# Work to do:
Without the pictures, set down the records below word for word.

# Records shown:
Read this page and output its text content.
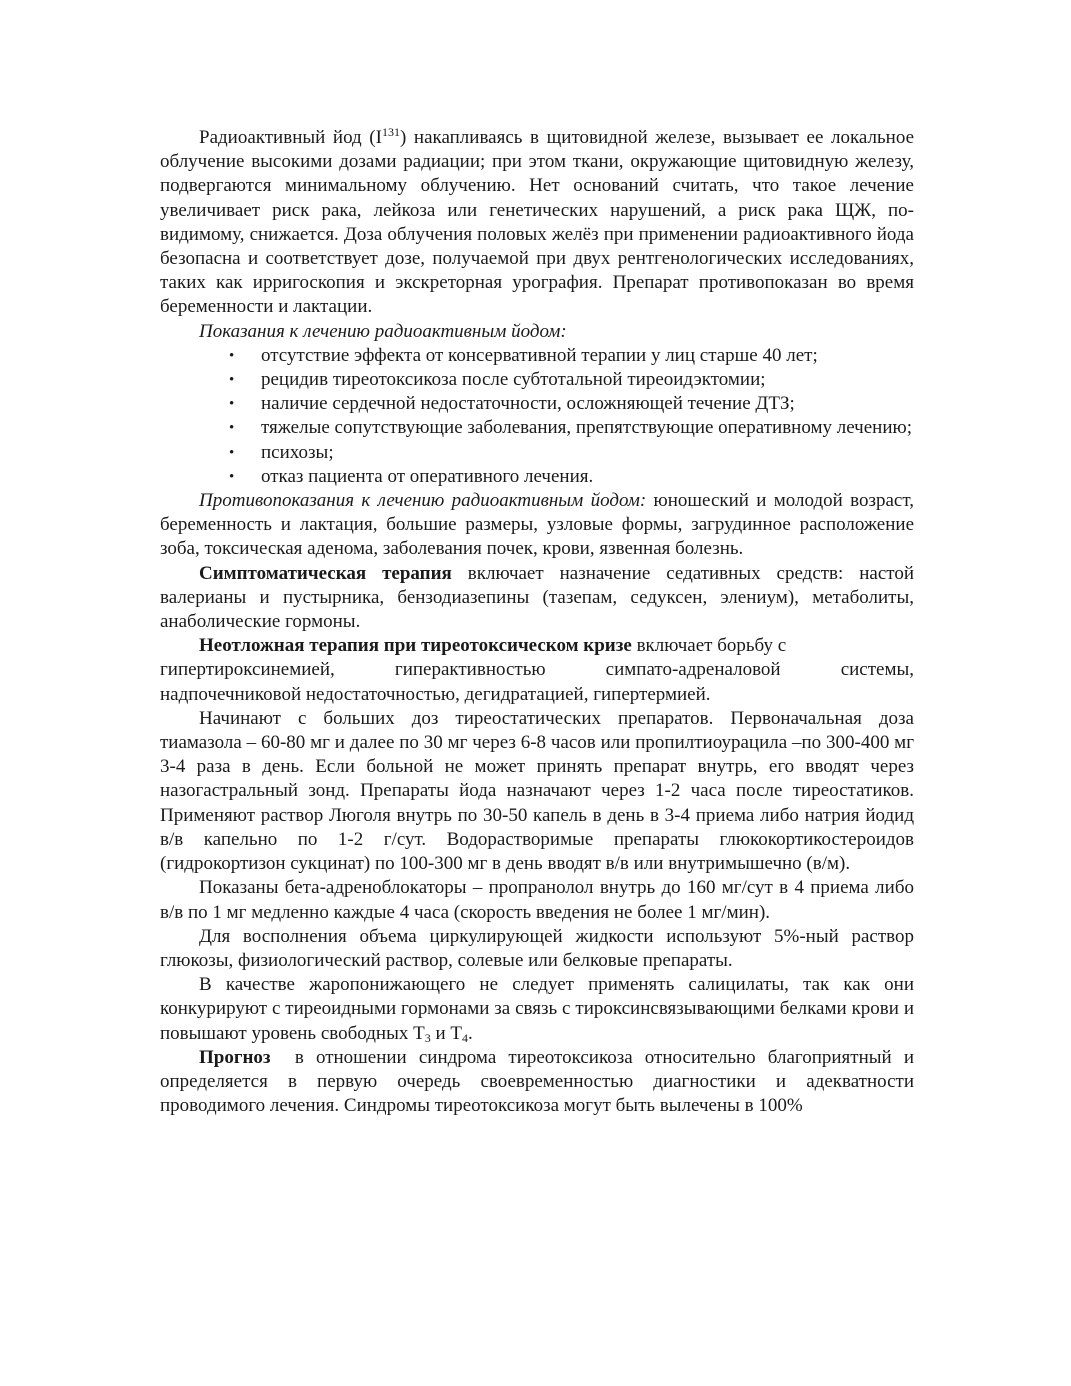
Радиоактивный йод $(I^{131})$ накапливаясь в щитовидной железе, вызывает ее локальное облучение высокими дозами радиации; при этом ткани, окружающие щитовидную железу, подвергаются минимальному облучению. Нет оснований считать, что такое лечение увеличивает риск рака, лейкоза или генетических нарушений, а риск рака ЩЖ, по-видимому, снижается. Доза облучения половых желёз при применении радиоактивного йода безопасна и соответствует дозе, получаемой при двух рентгенологических исследованиях, таких как ирригоскопия и экскреторная урография. Препарат противопоказан во время беременности и лактации.

Показания к лечению радиоактивным йодом:

• отсутствие эффекта от консервативной терапии у лиц старше 40 лет;
• рецидив тиреотоксикоза после субтотальной тиреоидэктомии;
• наличие сердечной недостаточности, осложняющей течение ДТЗ;
• тяжелые сопутствующие заболевания, препятствующие оперативному лечению;
• психозы;
• отказ пациента от оперативного лечения.

Противопоказания к лечению радиоактивным йодом: юношеский и молодой возраст, беременность и лактация, большие размеры, узловые формы, загрудинное расположение зоба, токсическая аденома, заболевания почек, крови, язвенная болезнь.

Симптоматическая терапия включает назначение седативных средств: настой валерианы и пустырника, бензодиазепины (тазепам, седуксен, элениум), метаболиты, анаболические гормоны.

Неотложная терапия при тиреотоксическом кризе включает борьбу с

гипертироксинемией,	гиперактивностью	симпато-адреналовой	системы,

надпочечниковой недостаточностью, дегидратацией, гипертермией.

Начинают с больших доз тиреостатических препаратов. Первоначальная доза тиамазола – 60-80 мг и далее по 30 мг через 6-8 часов или пропилтиоурацила –по 300-400 мг 3-4 раза в день. Если больной не может принять препарат внутрь, его вводят через назогастральный зонд. Препараты йода назначают через 1-2 часа после тиреостатиков. Применяют раствор Люголя внутрь по 30-50 капель в день в 3-4 приема либо натрия йодид в/в капельно по 1-2 г/сут. Водорастворимые препараты глюкокортикостероидов (гидрокортизон сукцинат) по 100-300 мг в день вводят в/в или внутримышечно (в/м).

Показаны бета-адреноблокаторы – пропранолол внутрь до 160 мг/сут в 4 приема либо в/в по 1 мг медленно каждые 4 часа (скорость введения не более 1 мг/мин).

Для восполнения объема циркулирующей жидкости используют 5%-ный раствор глюкозы, физиологический раствор, солевые или белковые препараты.

В качестве жаропонижающего не следует применять салицилаты, так как они конкурируют с тиреоидными гормонами за связь с тироксинсвязывающими белками крови и повышают уровень свободных $Т_3$ и $Т_4$.

Прогноз  в отношении синдрома тиреотоксикоза относительно благоприятный и определяется в первую очередь своевременностью диагностики и адекватности проводимого лечения. Синдромы тиреотоксикоза могут быть вылечены в 100%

# Solution to the problem:
Read this page and output its text content.
Радиоактивный йод $(I^{131})$ накапливаясь в щитовидной железе, вызывает ее локальное облучение высокими дозами радиации; при этом ткани, окружающие щитовидную железу, подвергаются минимальному облучению. Нет оснований считать, что такое лечение увеличивает риск рака, лейкоза или генетических нарушений, а риск рака ЩЖ, по-видимому, снижается. Доза облучения половых желёз при применении радиоактивного йода безопасна и соответствует дозе, получаемой при двух рентгенологических исследованиях, таких как ирригоскопия и экскреторная урография. Препарат противопоказан во время беременности и лактации.

Показания к лечению радиоактивным йодом:

• отсутствие эффекта от консервативной терапии у лиц старше 40 лет;
• рецидив тиреотоксикоза после субтотальной тиреоидэктомии;
• наличие сердечной недостаточности, осложняющей течение ДТЗ;
• тяжелые сопутствующие заболевания, препятствующие оперативному лечению;
• психозы;
• отказ пациента от оперативного лечения.

Противопоказания к лечению радиоактивным йодом: юношеский и молодой возраст, беременность и лактация, большие размеры, узловые формы, загрудинное расположение зоба, токсическая аденома, заболевания почек, крови, язвенная болезнь.

Симптоматическая терапия включает назначение седативных средств: настой валерианы и пустырника, бензодиазепины (тазепам, седуксен, элениум), метаболиты, анаболические гормоны.

Неотложная терапия при тиреотоксическом кризе включает борьбу с

гипертироксинемией,	гиперактивностью	симпато-адреналовой	системы,

надпочечниковой недостаточностью, дегидратацией, гипертермией.

Начинают с больших доз тиреостатических препаратов. Первоначальная доза тиамазола – 60-80 мг и далее по 30 мг через 6-8 часов или пропилтиоурацила –по 300-400 мг 3-4 раза в день. Если больной не может принять препарат внутрь, его вводят через назогастральный зонд. Препараты йода назначают через 1-2 часа после тиреостатиков. Применяют раствор Люголя внутрь по 30-50 капель в день в 3-4 приема либо натрия йодид в/в капельно по 1-2 г/сут. Водорастворимые препараты глюкокортикостероидов (гидрокортизон сукцинат) по 100-300 мг в день вводят в/в или внутримышечно (в/м).

Показаны бета-адреноблокаторы – пропранолол внутрь до 160 мг/сут в 4 приема либо в/в по 1 мг медленно каждые 4 часа (скорость введения не более 1 мг/мин).

Для восполнения объема циркулирующей жидкости используют 5%-ный раствор глюкозы, физиологический раствор, солевые или белковые препараты.

В качестве жаропонижающего не следует применять салицилаты, так как они конкурируют с тиреоидными гормонами за связь с тироксинсвязывающими белками крови и повышают уровень свободных $Т_3$ и $Т_4$.

Прогноз  в отношении синдрома тиреотоксикоза относительно благоприятный и определяется в первую очередь своевременностью диагностики и адекватности проводимого лечения. Синдромы тиреотоксикоза могут быть вылечены в 100%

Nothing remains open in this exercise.